● Fonte:
+ + + + +
O filme “Contado Ninguém Acredita“, título em português, do realizador Marc Forster e que conta com Will Ferrell, Emma Thompson, Maggie Gyllenhaal e Dustin Hoffman no elenco é uma comédia/fantasia de 2006. Esta equipa de estrelas já nos chama muito a atenção, e o enredo versa sobre um auditor da Receita Federal, Harold Crick, que tem uma vida regrada e extremamente sem graça, que passa a escutar vozes que narram a sua entediante rotina. Pensando tratar-se de um colapso nervoso, procura uma especialista que lhe informa tratar-se de esquizofrenia.

Não conformado, procura ajuda no trabalho e vai se encontrar com um prestigioso professor de Teoria Literária, Dr. Jules Hilbert (muito bem interpretado por Hoffman), que passa a maior parte do tempo deitado descalço, refletindo sobre os inúmeros livros que já leu sorvendo café ou nadando na piscina da universidade.

Um enredo dentro de um enredo, o certo é que a reclusa escritora Karen Eiffel (numa convincente atuação de Emma Thompson) está a escrever o seu aguardado romance e coincidentemente, tentando dar um fim ao seu personagem, que é exatamente o sujeito de carne e osso na pele do auditor fiscal. O roteiro é clássico ao abordar o bloqueio de nós escritores, a imaginação para lá de fértil e as pesquisas de campo, sendo que observar chega a ser o trabalho mais custoso do escritor, de forma a dar verossimilhança à trama.

Will Ferrell (Harold Crick)
+ + + + +
● Material fornecido:
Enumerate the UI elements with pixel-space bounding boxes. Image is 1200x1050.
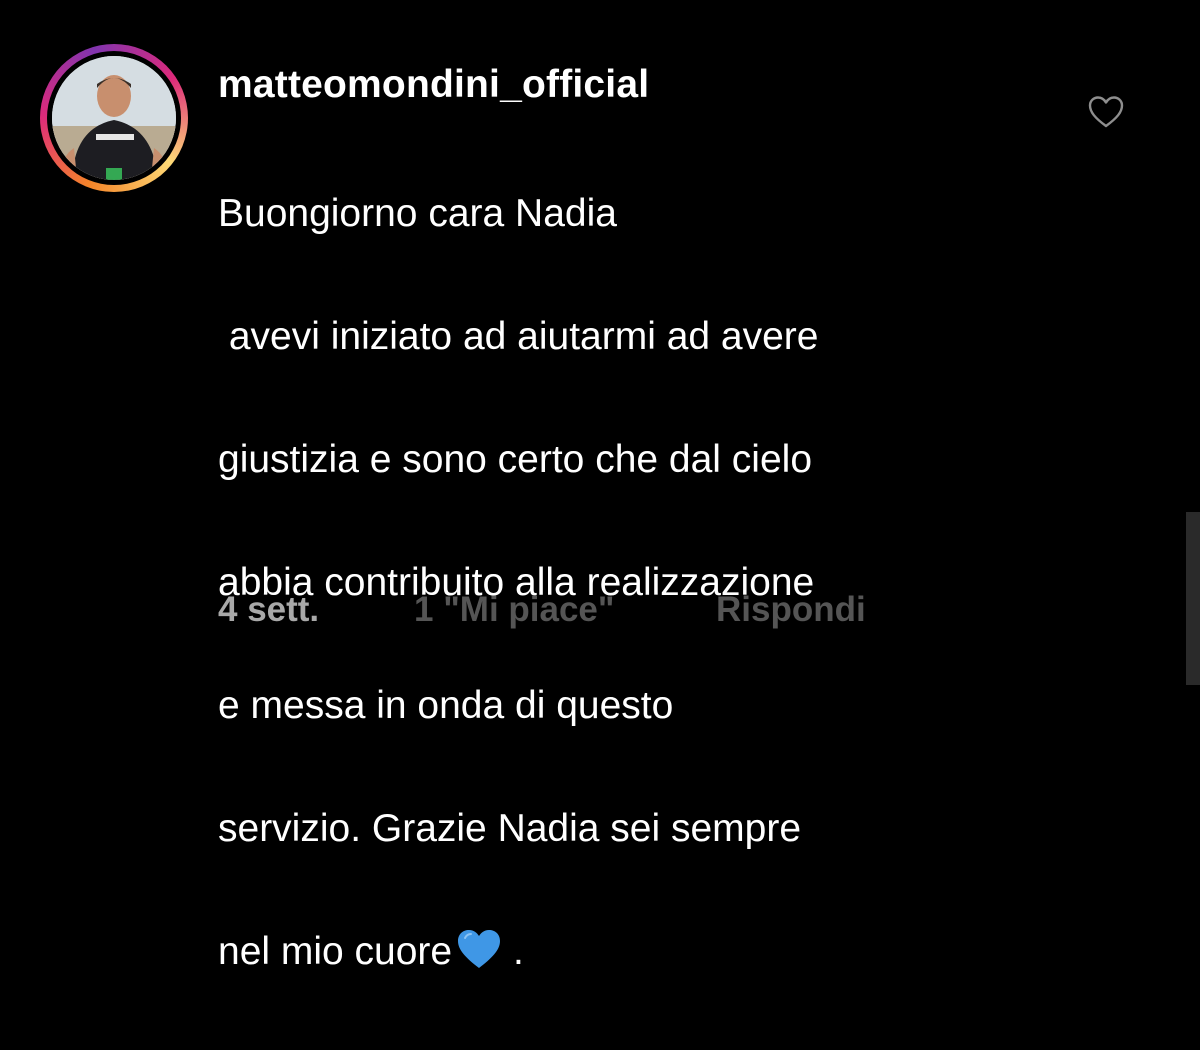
+ + + + +
● Tarefas propostas:
(A) Cite o trecho da resenha do filme que começa em "Um enredo dentro" e segue até "Ferrell (Harold Crick)".
(B) Dê continuidade à resenha do filme, a partir da última frase.

● Problemas resolvidos:
(A)
Um enredo dentro de um enredo, o certo é que a reclusa escritora Karen Eiffel (numa convincente atuação de Emma Thompson) está a escrever o seu aguardado romance e coincidentemente, tentando dar um fim ao seu personagem, que é exatamente o sujeito de carne e osso na pele do auditor fiscal. O roteiro é clássico ao abordar o bloqueio de nós escritores, a imaginação para lá de fértil e as pesquisas de campo, sendo que observar chega a ser o trabalho mais custoso do escritor, de forma a dar verossimilhança à trama.

Will Ferrell (Harold Crick)

(B)
Assistindo ao filme, percebi o quanto de poder conferimos a nós mesmos, criando personagens que às vezes ganham vida própria, e isso é que é o belo na tricotagem deste tecido. A excentricidade dos autores aparece como marca e a realidade alternativa parece atestar aquela máxima de Oscar Wilde (1854-1900), de que “entre a vida e a arte, a verdade é atributo desta última”.

Nos encontros com o professor, Harold, que é pouco afeito à leitura de romances, ouve com atenção as pérolas proferidas. O Dr. Jules discorre sobre os clichés e confesso que me senti alfinetado em alguns momentos. Exemplo: um par que sente aversão um pelo outro no início da trama terminará junto, e ele chama a isso de comédia. Um personagem morre no final e denominamos isso de tragédia e assim por diante.

Fumando inveteradamente, a escritora amargurada recebe a tutela de uma agente literária para lhe vigiar os passos. Já o auditor fiscal é apanhado pelo cupido ao auditar a padeira e confeiteira Ana Pascal (pela bela Maggie Gyllenhaal) e aqui a predição do professor parece confirmar-se: tanta antipatia entre ambos fatalmente desembocaria no tradicional “Final Feliz” e “ficaram juntos para sempre”, pois nada mais amorfo que a relação entre um sujeito certinho e uma empresária nada ortodoxa e meio anarquista, segundo as suas próprias palavras.

Criatura e criador? Mundos paralelos? A vida do auditor e da confeiteira existem realmente? Ou está tudo na cabeça da escritora? O bom da película é observarmos todos os clichés, a insistência para atestar a idoneidade da padeira, que ajudava os desfavorecidos, mas não declarava isso à Receita, deixando-a em dia com o fisco. Afinal, numa ardorosa paixão não pode haver espaço para a vilania, por mínima que seja.

Maggie Gyllenhaal (Ana Pascal)

Coincidentemente, quando o auditor fica a saber que a voz que ouve de forma paranormal é o da autora, e essa revelação dá-se no escritório da universidade, é chegada a altura de outro cliché: a criatura vai ter com o criador, no caso, a escritora. Ela concede-lhe uma cópia e este a entrega ao professor que lê os originais. Ele fica acachapado (e isso não é pouca coisa, a ver a sua convidativa biblioteca com os seus volumes) e dá o parecer ao infeliz que sim, ele teria que morrer pelo bem da história.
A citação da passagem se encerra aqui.